#### Written exercise:
Skip the pictures. Copy all the rest of the records down exactly.

# START OF Rows

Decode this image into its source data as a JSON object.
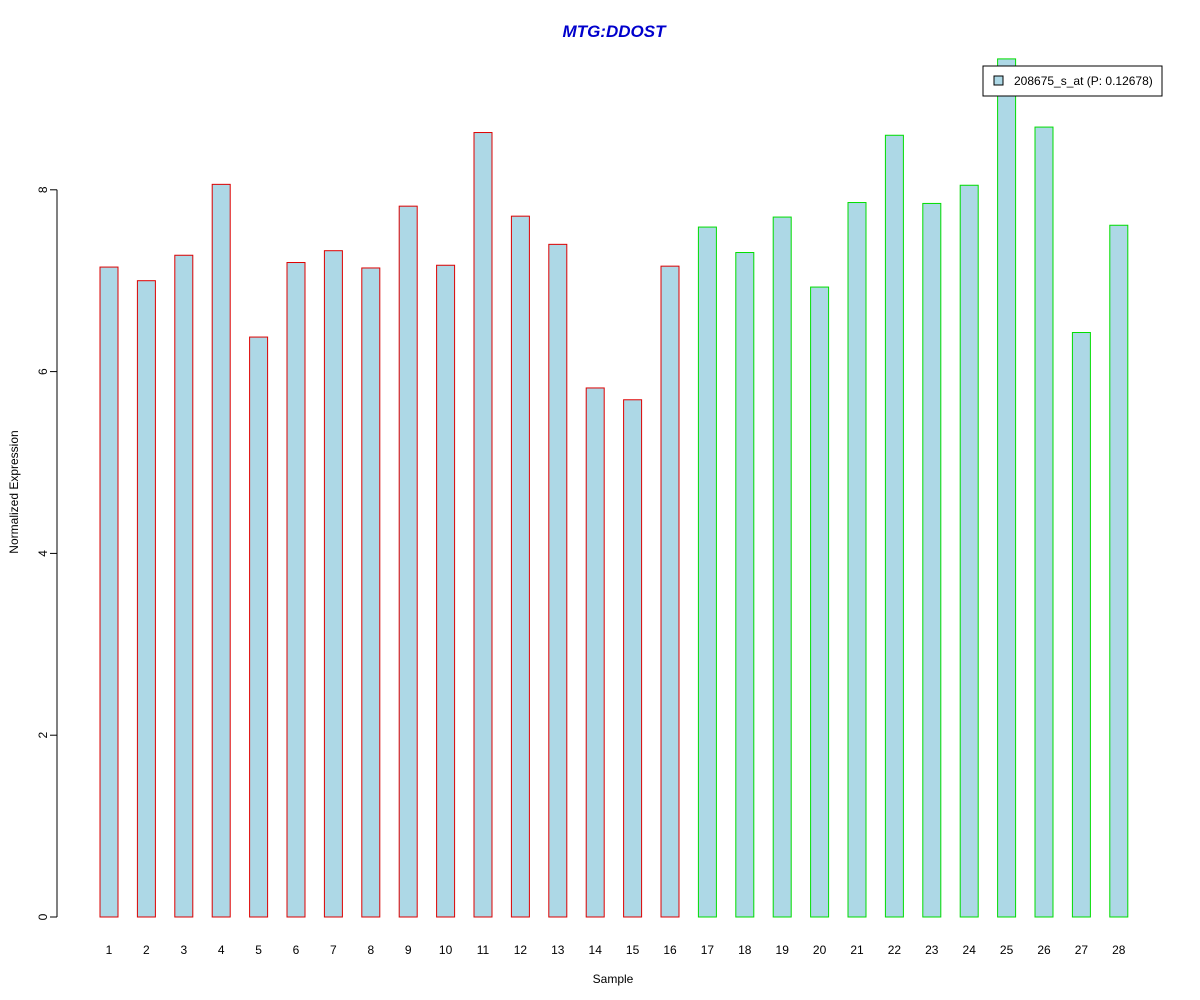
{
  "chart_data": {
    "type": "bar",
    "title": "MTG:DDOST",
    "xlabel": "Sample",
    "ylabel": "Normalized Expression",
    "ylim": [
      0,
      9.5
    ],
    "yticks": [
      "0",
      "2",
      "4",
      "6",
      "8"
    ],
    "categories": [
      "1",
      "2",
      "3",
      "4",
      "5",
      "6",
      "7",
      "8",
      "9",
      "10",
      "11",
      "12",
      "13",
      "14",
      "15",
      "16",
      "17",
      "18",
      "19",
      "20",
      "21",
      "22",
      "23",
      "24",
      "25",
      "26",
      "27",
      "28"
    ],
    "series": [
      {
        "name": "208675_s_at (P: 0.12678)",
        "values": [
          7.15,
          7.0,
          7.28,
          8.06,
          6.38,
          7.2,
          7.33,
          7.14,
          7.82,
          7.17,
          8.63,
          7.71,
          7.4,
          5.82,
          5.69,
          7.16,
          7.59,
          7.31,
          7.7,
          6.93,
          7.86,
          8.6,
          7.85,
          8.05,
          9.44,
          8.69,
          6.43,
          7.61
        ]
      }
    ],
    "groups": [
      {
        "range": [
          1,
          16
        ],
        "border_color": "#dd0000"
      },
      {
        "range": [
          17,
          28
        ],
        "border_color": "#00dd00"
      }
    ],
    "bar_fill": "#add8e6",
    "title_color": "#0000cc",
    "legend_position": "top-right",
    "grid": false
  }
}
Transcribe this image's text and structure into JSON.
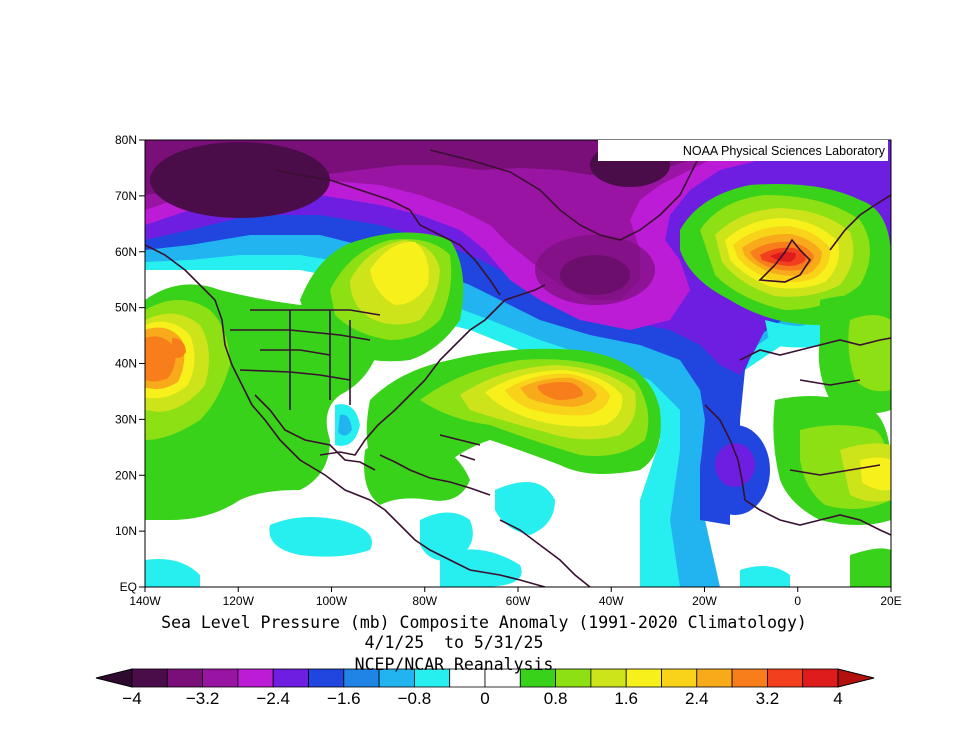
{
  "credit": "NOAA Physical Sciences Laboratory",
  "title_line1": "Sea Level Pressure (mb) Composite Anomaly (1991-2020 Climatology)",
  "title_line2": "4/1/25  to 5/31/25",
  "title_line3": "NCEP/NCAR Reanalysis",
  "lat_labels": [
    "80N",
    "70N",
    "60N",
    "50N",
    "40N",
    "30N",
    "20N",
    "10N",
    "EQ"
  ],
  "lon_labels": [
    "140W",
    "120W",
    "100W",
    "80W",
    "60W",
    "40W",
    "20W",
    "0",
    "20E"
  ],
  "colorbar": {
    "labels": [
      "−4",
      "−3.2",
      "−2.4",
      "−1.6",
      "−0.8",
      "0",
      "0.8",
      "1.6",
      "2.4",
      "3.2",
      "4"
    ],
    "colors": [
      "#4b0c4a",
      "#7a0f7a",
      "#9a14a4",
      "#bc1cd6",
      "#6e1ee0",
      "#2146e0",
      "#1f84e6",
      "#21b4f0",
      "#27efef",
      "#ffffff",
      "#ffffff",
      "#38d21a",
      "#8ce014",
      "#cde41a",
      "#f7f01a",
      "#f9d21a",
      "#f9aa1a",
      "#f77e1a",
      "#f2401e",
      "#de1c1c"
    ],
    "low_cap_color": "#2e0a30",
    "high_cap_color": "#b31010"
  },
  "map": {
    "lon_range": [
      -140,
      20
    ],
    "lat_range": [
      0,
      80
    ],
    "anomaly_centers": [
      {
        "region": "Canadian Arctic / Beaufort",
        "value": -4
      },
      {
        "region": "Labrador Sea",
        "value": -4
      },
      {
        "region": "NE Pacific",
        "value": 3.2
      },
      {
        "region": "Central Atlantic",
        "value": 3.2
      },
      {
        "region": "British Isles",
        "value": 4
      },
      {
        "region": "Canary Islands",
        "value": -2
      }
    ]
  }
}
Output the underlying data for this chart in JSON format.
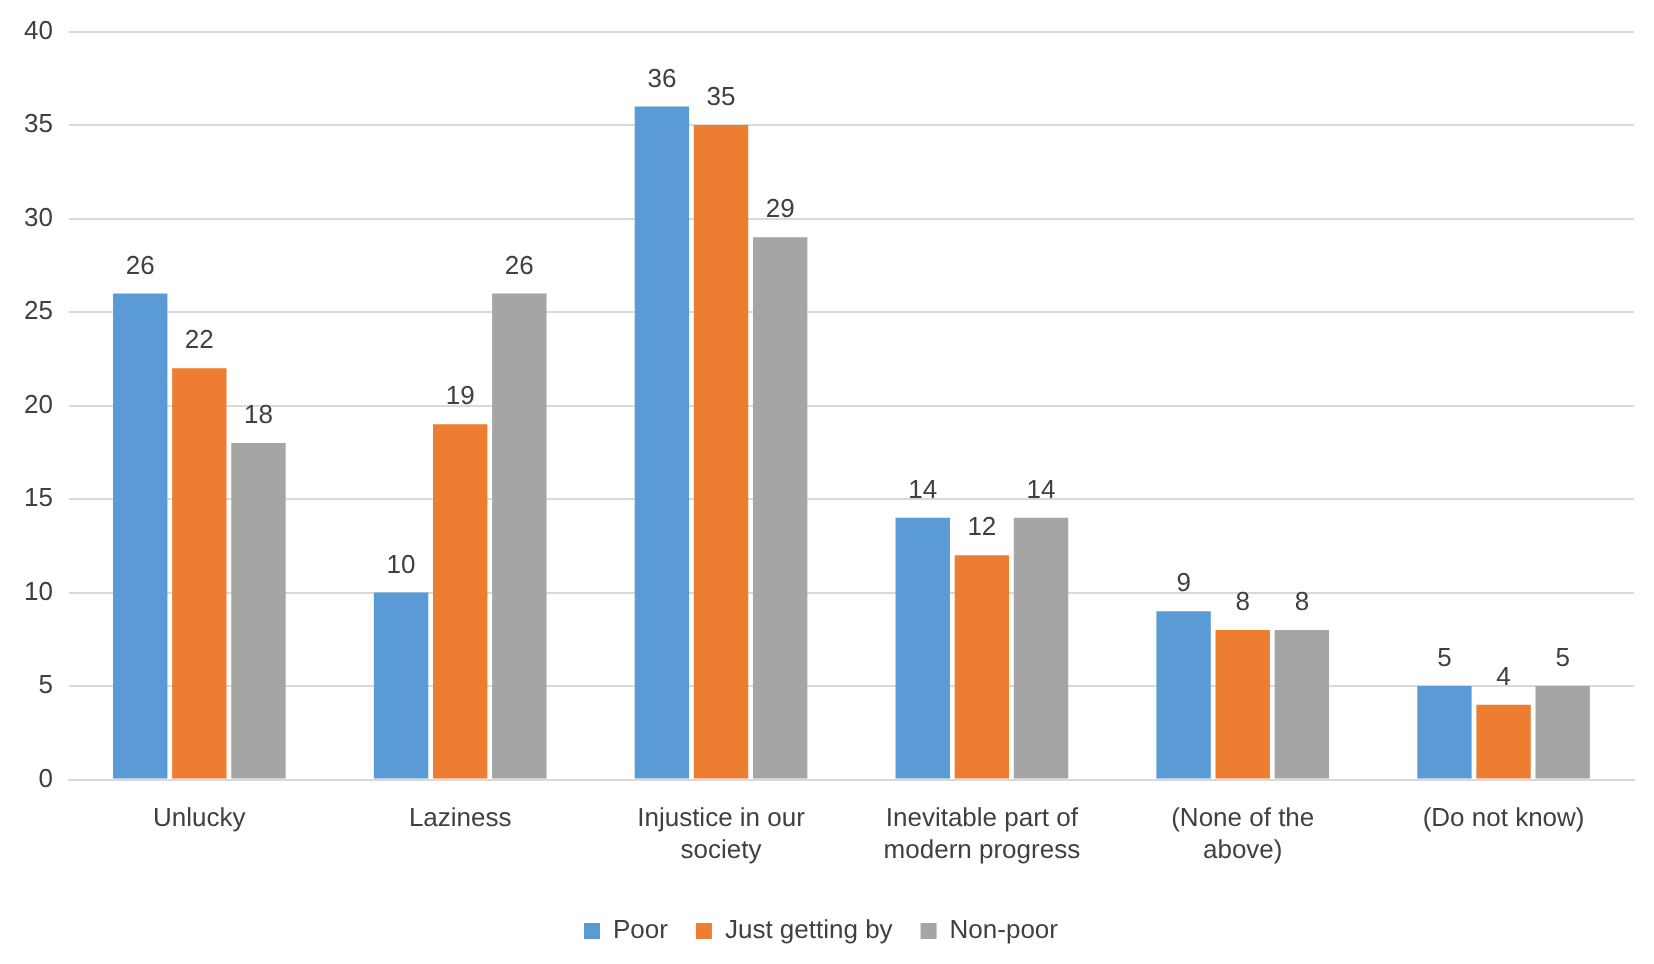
{
  "chart_data": {
    "type": "bar",
    "categories": [
      "Unlucky",
      "Laziness",
      "Injustice in our society",
      "Inevitable part of modern progress",
      "(None of the above)",
      "(Do not know)"
    ],
    "series": [
      {
        "name": "Poor",
        "color": "#5b9bd5",
        "values": [
          26,
          10,
          36,
          14,
          9,
          5
        ]
      },
      {
        "name": "Just getting by",
        "color": "#ed7d31",
        "values": [
          22,
          19,
          35,
          12,
          8,
          4
        ]
      },
      {
        "name": "Non-poor",
        "color": "#a5a5a5",
        "values": [
          18,
          26,
          29,
          14,
          8,
          5
        ]
      }
    ],
    "ylim": [
      0,
      40
    ],
    "yticks": [
      0,
      5,
      10,
      15,
      20,
      25,
      30,
      35,
      40
    ],
    "grid": "y",
    "legend": "bottom",
    "data_labels": true
  }
}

# END OF Rows

#### Exercise solution:
Decode this image into its source data as a JSON object.
{
  "chart_data": {
    "type": "bar",
    "title": "MTG:DDOST",
    "xlabel": "Sample",
    "ylabel": "Normalized Expression",
    "ylim": [
      0,
      9.5
    ],
    "yticks": [
      "0",
      "2",
      "4",
      "6",
      "8"
    ],
    "categories": [
      "1",
      "2",
      "3",
      "4",
      "5",
      "6",
      "7",
      "8",
      "9",
      "10",
      "11",
      "12",
      "13",
      "14",
      "15",
      "16",
      "17",
      "18",
      "19",
      "20",
      "21",
      "22",
      "23",
      "24",
      "25",
      "26",
      "27",
      "28"
    ],
    "series": [
      {
        "name": "208675_s_at (P: 0.12678)",
        "values": [
          7.15,
          7.0,
          7.28,
          8.06,
          6.38,
          7.2,
          7.33,
          7.14,
          7.82,
          7.17,
          8.63,
          7.71,
          7.4,
          5.82,
          5.69,
          7.16,
          7.59,
          7.31,
          7.7,
          6.93,
          7.86,
          8.6,
          7.85,
          8.05,
          9.44,
          8.69,
          6.43,
          7.61
        ]
      }
    ],
    "groups": [
      {
        "range": [
          1,
          16
        ],
        "border_color": "#dd0000"
      },
      {
        "range": [
          17,
          28
        ],
        "border_color": "#00dd00"
      }
    ],
    "bar_fill": "#add8e6",
    "title_color": "#0000cc",
    "legend_position": "top-right",
    "grid": false
  }
}
Transcribe this image's text and structure into JSON.
{
  "credit": "NOAA Physical Sciences Laboratory",
  "title_line1": "Sea Level Pressure (mb) Composite Anomaly (1991-2020 Climatology)",
  "title_line2": "4/1/25  to 5/31/25",
  "title_line3": "NCEP/NCAR Reanalysis",
  "lat_labels": [
    "80N",
    "70N",
    "60N",
    "50N",
    "40N",
    "30N",
    "20N",
    "10N",
    "EQ"
  ],
  "lon_labels": [
    "140W",
    "120W",
    "100W",
    "80W",
    "60W",
    "40W",
    "20W",
    "0",
    "20E"
  ],
  "colorbar": {
    "labels": [
      "−4",
      "−3.2",
      "−2.4",
      "−1.6",
      "−0.8",
      "0",
      "0.8",
      "1.6",
      "2.4",
      "3.2",
      "4"
    ],
    "colors": [
      "#4b0c4a",
      "#7a0f7a",
      "#9a14a4",
      "#bc1cd6",
      "#6e1ee0",
      "#2146e0",
      "#1f84e6",
      "#21b4f0",
      "#27efef",
      "#ffffff",
      "#ffffff",
      "#38d21a",
      "#8ce014",
      "#cde41a",
      "#f7f01a",
      "#f9d21a",
      "#f9aa1a",
      "#f77e1a",
      "#f2401e",
      "#de1c1c"
    ],
    "low_cap_color": "#2e0a30",
    "high_cap_color": "#b31010"
  },
  "map": {
    "lon_range": [
      -140,
      20
    ],
    "lat_range": [
      0,
      80
    ],
    "anomaly_centers": [
      {
        "region": "Canadian Arctic / Beaufort",
        "value": -4
      },
      {
        "region": "Labrador Sea",
        "value": -4
      },
      {
        "region": "NE Pacific",
        "value": 3.2
      },
      {
        "region": "Central Atlantic",
        "value": 3.2
      },
      {
        "region": "British Isles",
        "value": 4
      },
      {
        "region": "Canary Islands",
        "value": -2
      }
    ]
  }
}
Output the underlying data for this chart in JSON format.
{
  "chart_data": {
    "type": "bar",
    "categories": [
      "Unlucky",
      "Laziness",
      "Injustice in our society",
      "Inevitable part of modern progress",
      "(None of the above)",
      "(Do not know)"
    ],
    "series": [
      {
        "name": "Poor",
        "color": "#5b9bd5",
        "values": [
          26,
          10,
          36,
          14,
          9,
          5
        ]
      },
      {
        "name": "Just getting by",
        "color": "#ed7d31",
        "values": [
          22,
          19,
          35,
          12,
          8,
          4
        ]
      },
      {
        "name": "Non-poor",
        "color": "#a5a5a5",
        "values": [
          18,
          26,
          29,
          14,
          8,
          5
        ]
      }
    ],
    "ylim": [
      0,
      40
    ],
    "yticks": [
      0,
      5,
      10,
      15,
      20,
      25,
      30,
      35,
      40
    ],
    "grid": "y",
    "legend": "bottom",
    "data_labels": true
  }
}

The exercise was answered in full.